Problem requirements: Below are the entries; count the lines in them that contain the word "本大题共" and give only the number.

===== Information given

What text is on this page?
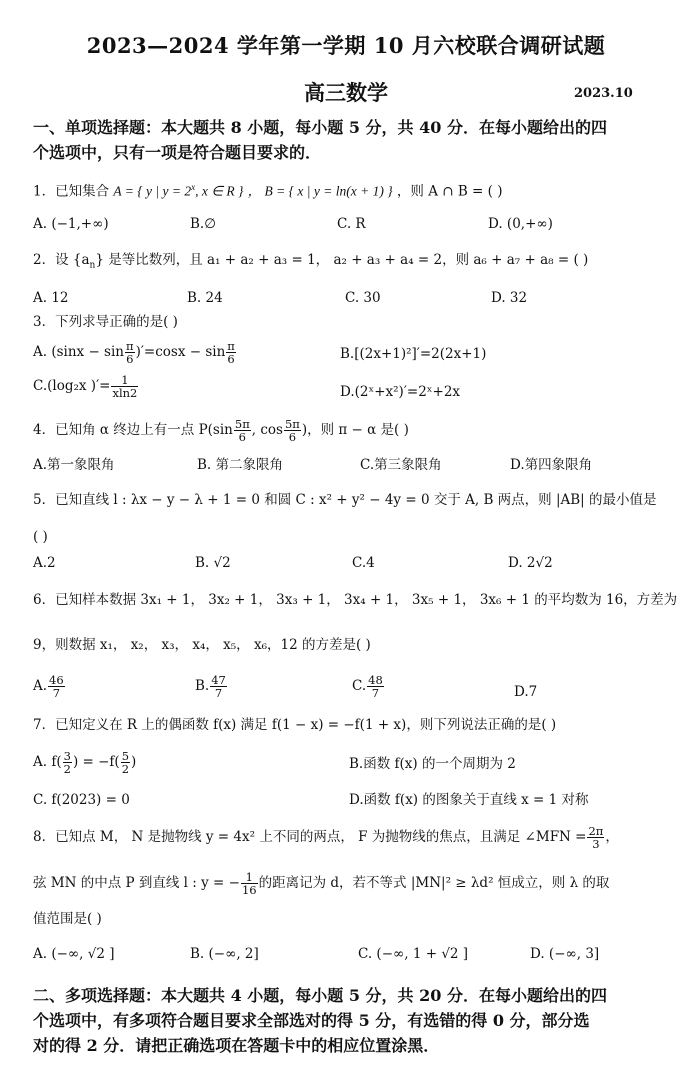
2023—2024 学年第一学期 10 月六校联合调研试题
高三数学	2023.10
一、单项选择题：本大题共 8 小题，每小题 5 分，共 40 分．在每小题给出的四
个选项中，只有一项是符合题目要求的．
1．已知集合 A = { y | $y = 2^x$, x ∈ R } ， B = { x | y = ln(x + 1) } ，则 A ∩ B = ( )
A. (−1,+∞)	B.∅	C. R	D. (0,+∞)
2．设 $\{a_n\}$ 是等比数列，且 a₁ + a₂ + a₃ = 1， a₂ + a₃ + a₄ = 2，则 a₆ + a₇ + a₈ = ( )
A. 12	B. 24	C. 30	D. 32
3．下列求导正确的是( )
A. $(\sin x - \sin \frac{\pi}{6} )'=\cos x - \sin \frac{\pi}{6}$	B.[(2x+1)²]′=2(2x+1)
C.(log₂x )′= $\frac{1}{xln2}$	D.(2ˣ+x²)′=2ˣ+2x
4．已知角 α 终边上有一点 $P(\sin \frac{5\pi}{6}$ , $\cos \frac{5\pi}{6}$ )，则 π − α 是( )
A.第一象限角	B. 第二象限角	C.第三象限角	D.第四象限角
5．已知直线 l : λx − y − λ + 1 = 0 和圆 C : x² + y² − 4y = 0 交于 A, B 两点，则 |AB| 的最小值是
( )
A.2	B. √2	C.4	D. 2√2
6．已知样本数据 3x₁ + 1， 3x₂ + 1， 3x₃ + 1， 3x₄ + 1， 3x₅ + 1， 3x₆ + 1 的平均数为 16，方差为
9，则数据 x₁， x₂， x₃， x₄， x₅， x₆，12 的方差是( )
A. $\frac{46}{7}$	B. $\frac{47}{7}$	C. $\frac{48}{7}$	D.7
7．已知定义在 R 上的偶函数 f(x) 满足 f(1 − x) = −f(1 + x)，则下列说法正确的是( )
A. $f( \frac{3}{2}$ ) = $-f( \frac{5}{2}$ )	B.函数 f(x) 的一个周期为 2
C. f(2023) = 0	D.函数 f(x) 的图象关于直线 x = 1 对称
8．已知点 M， N 是抛物线 y = 4x² 上不同的两点， F 为抛物线的焦点，且满足 ∠MFN = $\frac{2\pi}{3}$ ，
弦 MN 的中点 P 到直线 l : y = − $\frac{1}{16}$ 的距离记为 d，若不等式 |MN|² ≥ λd² 恒成立，则 λ 的取
值范围是( )
A. (−∞, √2 ]	B. (−∞, 2]	C. (−∞, 1 + √2 ]	D. (−∞, 3]
二、多项选择题：本大题共 4 小题，每小题 5 分，共 20 分．在每小题给出的四
个选项中，有多项符合题目要求全部选对的得 5 分，有选错的得 0 分，部分选
对的得 2 分．请把正确选项在答题卡中的相应位置涂黑．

==========

Solution to this exercise: 2